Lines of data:
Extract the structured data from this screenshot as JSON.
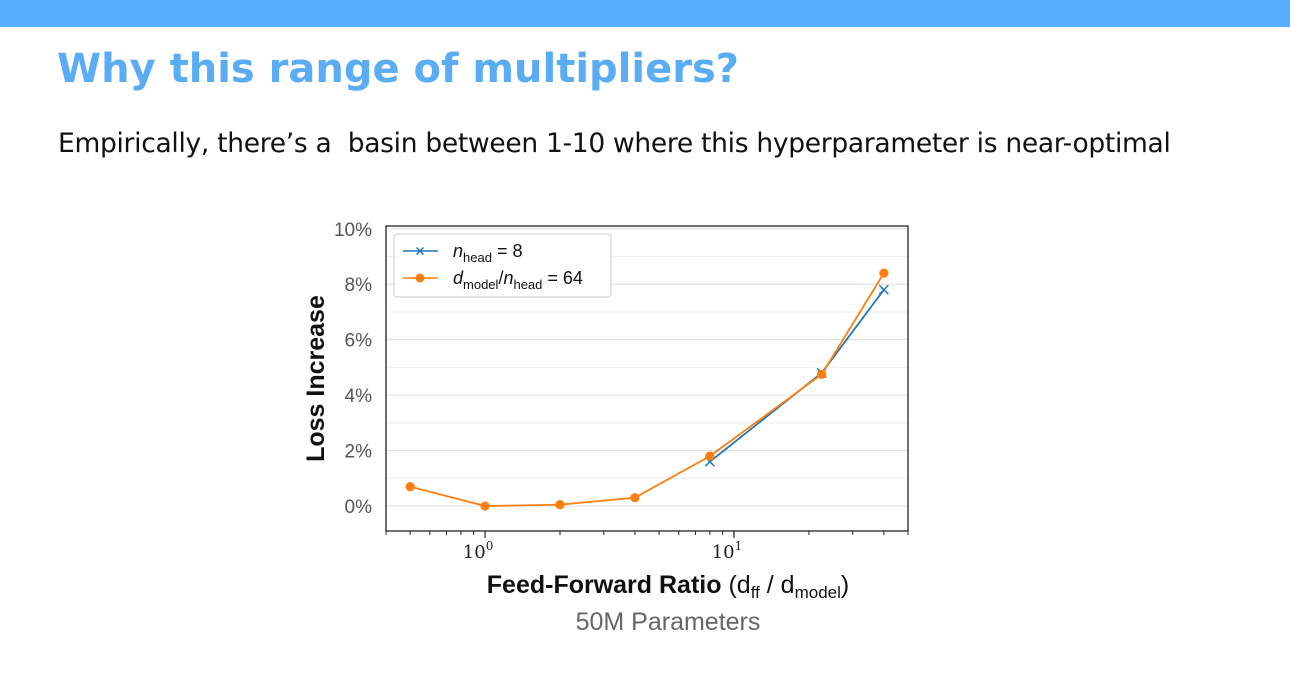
{
  "slide": {
    "title": "Why this range of multipliers?",
    "subtitle": "Empirically, there’s a  basin between 1-10 where this hyperparameter is near-optimal"
  },
  "chart_data": {
    "type": "line",
    "ylabel": "Loss Increase",
    "xlabel": {
      "bold": "Feed-Forward Ratio",
      "rest_open": " (d",
      "ff_sub": "ff",
      "rest_mid": " / d",
      "model_sub": "model",
      "rest_close": ")"
    },
    "caption": "50M Parameters",
    "x_scale": "log",
    "xlim": [
      0.4,
      50
    ],
    "ylim": [
      -0.9,
      10.1
    ],
    "y_ticks": [
      0,
      2,
      4,
      6,
      8,
      10
    ],
    "y_tick_labels": [
      "0%",
      "2%",
      "4%",
      "6%",
      "8%",
      "10%"
    ],
    "x_major_ticks": [
      {
        "x": 1,
        "base": "10",
        "exp": "0"
      },
      {
        "x": 10,
        "base": "10",
        "exp": "1"
      }
    ],
    "x_minor_ticks": [
      0.4,
      0.5,
      0.6,
      0.7,
      0.8,
      0.9,
      2,
      3,
      4,
      5,
      6,
      7,
      8,
      9,
      20,
      30,
      40,
      50
    ],
    "grid": "horizontal",
    "legend_position": "top-left",
    "series": [
      {
        "name_italic": "n",
        "name_sub": "head",
        "name_rest": " = 8",
        "color": "#1f77b4",
        "marker": "x",
        "x": [
          8,
          22.5,
          40
        ],
        "y": [
          1.6,
          4.8,
          7.8
        ]
      },
      {
        "name_italic": "d",
        "name_sub": "model",
        "name_mid": "/",
        "name_italic2": "n",
        "name_sub2": "head",
        "name_rest": " = 64",
        "color": "#ff7f0e",
        "marker": "o",
        "x": [
          0.5,
          1,
          2,
          4,
          8,
          22.5,
          40
        ],
        "y": [
          0.7,
          0.0,
          0.05,
          0.3,
          1.8,
          4.75,
          8.4
        ]
      }
    ]
  }
}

== Goal ==
Transcribe the records above exactly as they appear, leaving out any pictures.

== Written solution ==
Extract the structured data from this screenshot as JSON.
{
  "slide": {
    "title": "Why this range of multipliers?",
    "subtitle": "Empirically, there’s a  basin between 1-10 where this hyperparameter is near-optimal"
  },
  "chart_data": {
    "type": "line",
    "ylabel": "Loss Increase",
    "xlabel": {
      "bold": "Feed-Forward Ratio",
      "rest_open": " (d",
      "ff_sub": "ff",
      "rest_mid": " / d",
      "model_sub": "model",
      "rest_close": ")"
    },
    "caption": "50M Parameters",
    "x_scale": "log",
    "xlim": [
      0.4,
      50
    ],
    "ylim": [
      -0.9,
      10.1
    ],
    "y_ticks": [
      0,
      2,
      4,
      6,
      8,
      10
    ],
    "y_tick_labels": [
      "0%",
      "2%",
      "4%",
      "6%",
      "8%",
      "10%"
    ],
    "x_major_ticks": [
      {
        "x": 1,
        "base": "10",
        "exp": "0"
      },
      {
        "x": 10,
        "base": "10",
        "exp": "1"
      }
    ],
    "x_minor_ticks": [
      0.4,
      0.5,
      0.6,
      0.7,
      0.8,
      0.9,
      2,
      3,
      4,
      5,
      6,
      7,
      8,
      9,
      20,
      30,
      40,
      50
    ],
    "grid": "horizontal",
    "legend_position": "top-left",
    "series": [
      {
        "name_italic": "n",
        "name_sub": "head",
        "name_rest": " = 8",
        "color": "#1f77b4",
        "marker": "x",
        "x": [
          8,
          22.5,
          40
        ],
        "y": [
          1.6,
          4.8,
          7.8
        ]
      },
      {
        "name_italic": "d",
        "name_sub": "model",
        "name_mid": "/",
        "name_italic2": "n",
        "name_sub2": "head",
        "name_rest": " = 64",
        "color": "#ff7f0e",
        "marker": "o",
        "x": [
          0.5,
          1,
          2,
          4,
          8,
          22.5,
          40
        ],
        "y": [
          0.7,
          0.0,
          0.05,
          0.3,
          1.8,
          4.75,
          8.4
        ]
      }
    ]
  }
}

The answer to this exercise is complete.